━━━━━ RECORDS FOR THE EXERCISE

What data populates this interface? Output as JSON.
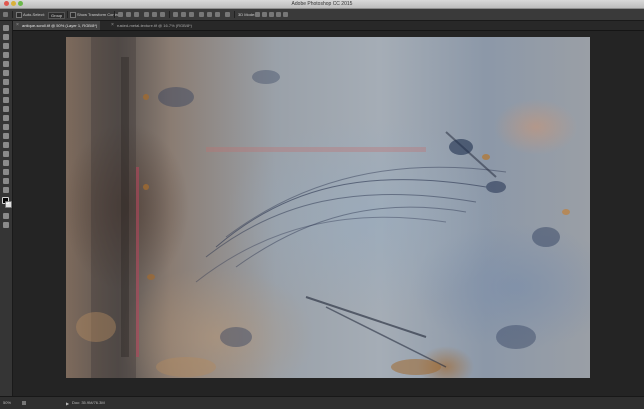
{
  "window": {
    "title": "Adobe Photoshop CC 2015"
  },
  "options_bar": {
    "auto_select_label": "Auto-Select:",
    "auto_select_value": "Group",
    "transform_label": "Show Transform Controls",
    "mode_3d_label": "3D Mode:"
  },
  "tabs": [
    {
      "label": "antique-scroll.tif @ 50% (Layer 1, RGB/8*)"
    },
    {
      "label": "rusted-metal-texture.tif @ 16.7% (RGB/8*)"
    }
  ],
  "status": {
    "zoom": "50%",
    "doc_info": "Doc: 35.9M/76.3M"
  },
  "colors": {
    "foreground": "#000000",
    "background": "#ffffff"
  }
}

━━━━━━━━━━

_OBJECTIVE_. Quote every line word for word and keep the images out of the copy.

_EXERCISE RESULT_.
What data populates this interface? Output as JSON.
{
  "window": {
    "title": "Adobe Photoshop CC 2015"
  },
  "options_bar": {
    "auto_select_label": "Auto-Select:",
    "auto_select_value": "Group",
    "transform_label": "Show Transform Controls",
    "mode_3d_label": "3D Mode:"
  },
  "tabs": [
    {
      "label": "antique-scroll.tif @ 50% (Layer 1, RGB/8*)"
    },
    {
      "label": "rusted-metal-texture.tif @ 16.7% (RGB/8*)"
    }
  ],
  "status": {
    "zoom": "50%",
    "doc_info": "Doc: 35.9M/76.3M"
  },
  "colors": {
    "foreground": "#000000",
    "background": "#ffffff"
  }
}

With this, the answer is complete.